TEXT PASSAGE:
++++++++

Roadhouse Nights is a 1930 American Pre-Code gangster film.  A number of sources including Sally Cline in her book Dashiell Hammett Man of Mystery claim it is based on the classic novel Red Harvest written by Dashiell Hammett (author of The Maltese Falcon, The Thin Man, and The Glass Key).  However the credits of the film itself say only "An Original Screenplay by Ben Hecht." Hammett receives no mention at all (and the plots are not similar).

The movie, an unusual amalgam of musical comedy and gangster melodrama, was directed by Hobart Henley, stars Helen Morgan,  Charles Ruggles, and Fred Kohler, and features a rare screen musical comedy performance by Jimmy Durante, in his screen debut, with his vaudeville partners Lou Clayton and Eddie Jackson ("Clayton, Jackson, and Durante").  Helen Morgan also sings It Can't Go On Like This.

++++++++

SUPPLIED RECORDS:

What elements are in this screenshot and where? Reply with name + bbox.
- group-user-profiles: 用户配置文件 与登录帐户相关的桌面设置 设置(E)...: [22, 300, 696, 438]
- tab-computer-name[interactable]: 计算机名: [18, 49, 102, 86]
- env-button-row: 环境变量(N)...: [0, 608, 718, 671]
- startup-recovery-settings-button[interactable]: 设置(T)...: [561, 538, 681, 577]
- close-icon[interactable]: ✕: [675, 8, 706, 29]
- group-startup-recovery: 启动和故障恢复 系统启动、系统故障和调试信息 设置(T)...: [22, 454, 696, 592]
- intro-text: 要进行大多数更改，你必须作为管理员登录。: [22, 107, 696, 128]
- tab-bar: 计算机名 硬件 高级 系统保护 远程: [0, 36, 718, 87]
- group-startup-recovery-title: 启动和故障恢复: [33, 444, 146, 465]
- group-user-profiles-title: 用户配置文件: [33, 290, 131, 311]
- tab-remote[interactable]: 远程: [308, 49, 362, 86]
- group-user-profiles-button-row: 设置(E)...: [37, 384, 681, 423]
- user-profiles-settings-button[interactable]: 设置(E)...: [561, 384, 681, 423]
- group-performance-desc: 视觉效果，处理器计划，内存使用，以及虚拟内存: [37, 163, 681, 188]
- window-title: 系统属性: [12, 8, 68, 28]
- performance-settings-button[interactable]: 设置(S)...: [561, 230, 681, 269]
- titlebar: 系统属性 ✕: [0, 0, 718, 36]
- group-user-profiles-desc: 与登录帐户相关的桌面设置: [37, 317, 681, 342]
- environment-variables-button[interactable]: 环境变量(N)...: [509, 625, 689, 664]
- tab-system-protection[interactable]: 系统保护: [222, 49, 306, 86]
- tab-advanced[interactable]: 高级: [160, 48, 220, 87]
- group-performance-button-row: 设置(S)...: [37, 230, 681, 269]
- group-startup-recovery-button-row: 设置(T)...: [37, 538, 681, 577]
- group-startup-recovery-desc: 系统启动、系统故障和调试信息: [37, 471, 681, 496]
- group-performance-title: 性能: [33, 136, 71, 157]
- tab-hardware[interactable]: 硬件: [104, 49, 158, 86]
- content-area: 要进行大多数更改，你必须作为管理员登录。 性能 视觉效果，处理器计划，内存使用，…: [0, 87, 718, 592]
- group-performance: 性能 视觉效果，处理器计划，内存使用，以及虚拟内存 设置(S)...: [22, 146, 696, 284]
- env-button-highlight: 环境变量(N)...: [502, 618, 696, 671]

++++++++

TO DO:
1 - Who directed the film, according to the Roadhouse Nights passage?
2 - Please explain why the Roadhouse Nights passage casts doubt on the claim that the film is based on Dashiell Hammett's Red Harvest.

EXERCISE SOLUTIONS:
1 - Hobart Henley.

2 - The film's own credits say only "An Original Screenplay by Ben Hecht" and never mention Hammett. The passage also notes that the plots are not similar.